## begin Records provided

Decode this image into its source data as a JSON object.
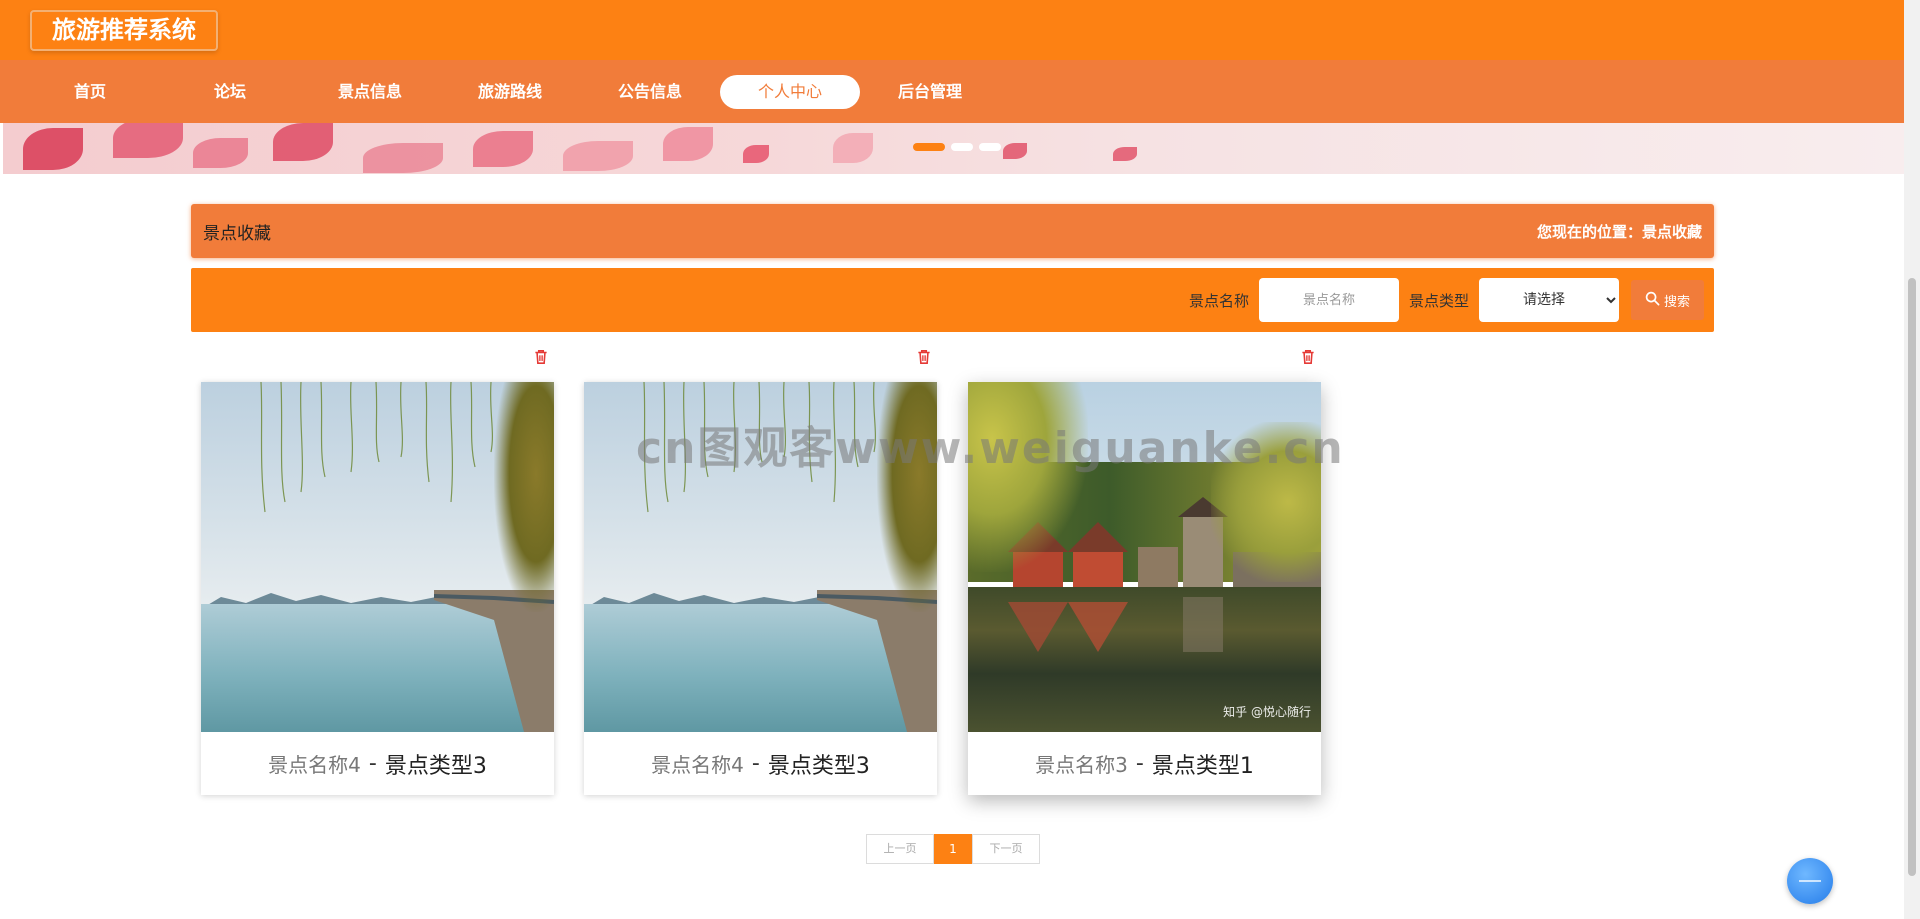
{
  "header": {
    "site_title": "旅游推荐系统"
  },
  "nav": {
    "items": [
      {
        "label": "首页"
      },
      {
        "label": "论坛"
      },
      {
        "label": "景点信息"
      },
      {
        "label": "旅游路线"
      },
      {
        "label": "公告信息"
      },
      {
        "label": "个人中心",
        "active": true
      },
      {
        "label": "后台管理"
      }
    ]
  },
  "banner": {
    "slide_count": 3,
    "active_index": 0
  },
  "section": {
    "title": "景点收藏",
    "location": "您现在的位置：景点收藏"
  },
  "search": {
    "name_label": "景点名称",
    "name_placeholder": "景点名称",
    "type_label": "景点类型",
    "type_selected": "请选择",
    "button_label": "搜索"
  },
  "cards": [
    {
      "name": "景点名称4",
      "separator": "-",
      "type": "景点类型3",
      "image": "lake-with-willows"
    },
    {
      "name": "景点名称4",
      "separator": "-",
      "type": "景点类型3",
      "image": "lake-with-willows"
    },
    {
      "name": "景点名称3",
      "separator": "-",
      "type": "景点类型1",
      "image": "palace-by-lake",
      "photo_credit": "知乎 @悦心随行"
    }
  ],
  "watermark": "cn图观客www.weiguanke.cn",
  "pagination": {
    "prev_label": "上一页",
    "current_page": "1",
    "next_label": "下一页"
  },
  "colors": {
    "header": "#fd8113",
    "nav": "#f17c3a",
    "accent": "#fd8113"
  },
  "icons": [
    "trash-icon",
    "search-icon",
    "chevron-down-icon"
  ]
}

## end Records provided

§ **Description of the task**
Copy out all of the material exactly as written, without its pictures.

§ **Answer for the task**
Decode this image into its source data as a JSON object.
{
  "header": {
    "site_title": "旅游推荐系统"
  },
  "nav": {
    "items": [
      {
        "label": "首页"
      },
      {
        "label": "论坛"
      },
      {
        "label": "景点信息"
      },
      {
        "label": "旅游路线"
      },
      {
        "label": "公告信息"
      },
      {
        "label": "个人中心",
        "active": true
      },
      {
        "label": "后台管理"
      }
    ]
  },
  "banner": {
    "slide_count": 3,
    "active_index": 0
  },
  "section": {
    "title": "景点收藏",
    "location": "您现在的位置：景点收藏"
  },
  "search": {
    "name_label": "景点名称",
    "name_placeholder": "景点名称",
    "type_label": "景点类型",
    "type_selected": "请选择",
    "button_label": "搜索"
  },
  "cards": [
    {
      "name": "景点名称4",
      "separator": "-",
      "type": "景点类型3",
      "image": "lake-with-willows"
    },
    {
      "name": "景点名称4",
      "separator": "-",
      "type": "景点类型3",
      "image": "lake-with-willows"
    },
    {
      "name": "景点名称3",
      "separator": "-",
      "type": "景点类型1",
      "image": "palace-by-lake",
      "photo_credit": "知乎 @悦心随行"
    }
  ],
  "watermark": "cn图观客www.weiguanke.cn",
  "pagination": {
    "prev_label": "上一页",
    "current_page": "1",
    "next_label": "下一页"
  },
  "colors": {
    "header": "#fd8113",
    "nav": "#f17c3a",
    "accent": "#fd8113"
  },
  "icons": [
    "trash-icon",
    "search-icon",
    "chevron-down-icon"
  ]
}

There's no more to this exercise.